EXERCISE DESCRIPTION: Tally all lines containing the word "action". Give the number alone.

RAW DATA:
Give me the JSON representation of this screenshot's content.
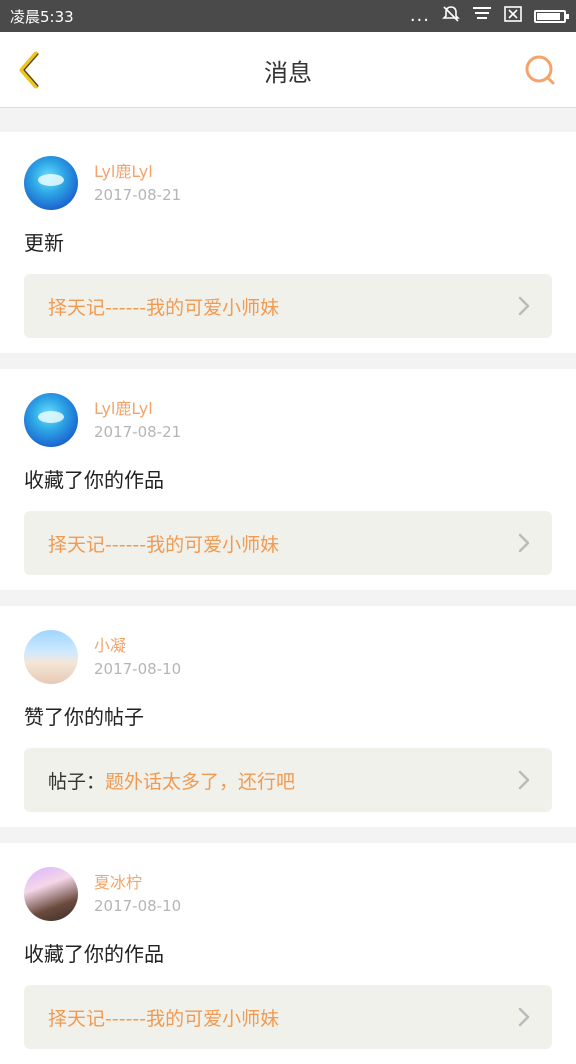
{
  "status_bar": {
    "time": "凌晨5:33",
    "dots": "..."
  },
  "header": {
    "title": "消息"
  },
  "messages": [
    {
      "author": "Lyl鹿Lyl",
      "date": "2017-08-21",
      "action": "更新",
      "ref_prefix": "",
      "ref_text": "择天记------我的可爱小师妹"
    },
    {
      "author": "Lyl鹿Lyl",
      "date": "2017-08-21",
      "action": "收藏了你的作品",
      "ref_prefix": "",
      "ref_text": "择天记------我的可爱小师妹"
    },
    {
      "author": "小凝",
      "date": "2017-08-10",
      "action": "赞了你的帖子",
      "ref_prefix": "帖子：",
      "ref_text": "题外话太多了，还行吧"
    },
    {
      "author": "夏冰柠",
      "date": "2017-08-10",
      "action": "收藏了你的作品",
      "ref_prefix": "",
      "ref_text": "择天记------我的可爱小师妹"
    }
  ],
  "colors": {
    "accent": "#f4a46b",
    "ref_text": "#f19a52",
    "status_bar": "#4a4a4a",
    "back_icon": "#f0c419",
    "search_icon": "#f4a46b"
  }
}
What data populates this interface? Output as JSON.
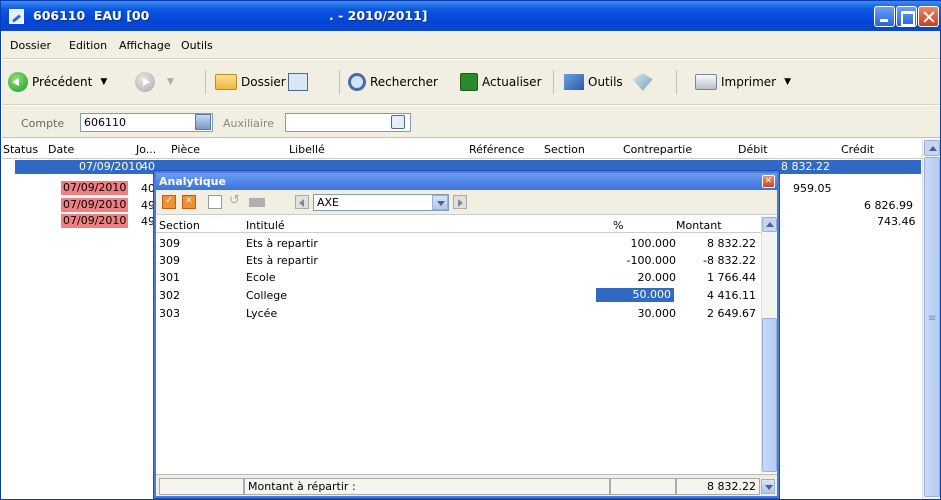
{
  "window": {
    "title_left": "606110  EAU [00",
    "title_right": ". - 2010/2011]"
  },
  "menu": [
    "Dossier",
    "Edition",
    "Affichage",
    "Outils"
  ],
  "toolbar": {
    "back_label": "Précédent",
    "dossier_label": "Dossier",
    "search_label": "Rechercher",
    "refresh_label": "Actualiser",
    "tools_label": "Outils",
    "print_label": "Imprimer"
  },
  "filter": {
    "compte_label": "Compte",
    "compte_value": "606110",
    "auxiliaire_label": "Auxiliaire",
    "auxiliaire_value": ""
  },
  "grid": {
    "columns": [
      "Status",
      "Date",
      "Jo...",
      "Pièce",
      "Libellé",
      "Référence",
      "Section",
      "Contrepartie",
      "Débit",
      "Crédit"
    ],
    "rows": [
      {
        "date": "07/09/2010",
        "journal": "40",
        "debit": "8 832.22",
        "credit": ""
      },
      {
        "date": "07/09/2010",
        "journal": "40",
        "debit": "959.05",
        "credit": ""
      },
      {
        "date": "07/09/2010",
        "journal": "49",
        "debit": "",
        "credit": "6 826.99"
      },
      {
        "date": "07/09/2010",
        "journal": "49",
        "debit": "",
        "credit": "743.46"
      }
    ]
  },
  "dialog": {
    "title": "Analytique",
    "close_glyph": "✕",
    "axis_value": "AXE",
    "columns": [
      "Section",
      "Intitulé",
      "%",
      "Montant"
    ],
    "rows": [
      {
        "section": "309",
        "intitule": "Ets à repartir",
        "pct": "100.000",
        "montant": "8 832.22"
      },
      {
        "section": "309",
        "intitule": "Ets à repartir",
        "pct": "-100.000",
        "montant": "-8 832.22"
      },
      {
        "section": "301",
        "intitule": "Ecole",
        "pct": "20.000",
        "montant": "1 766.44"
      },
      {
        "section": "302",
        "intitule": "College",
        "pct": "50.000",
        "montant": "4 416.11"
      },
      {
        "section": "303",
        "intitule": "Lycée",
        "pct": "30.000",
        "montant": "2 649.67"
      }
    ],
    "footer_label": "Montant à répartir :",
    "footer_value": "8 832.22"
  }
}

FULL ANSWER: 4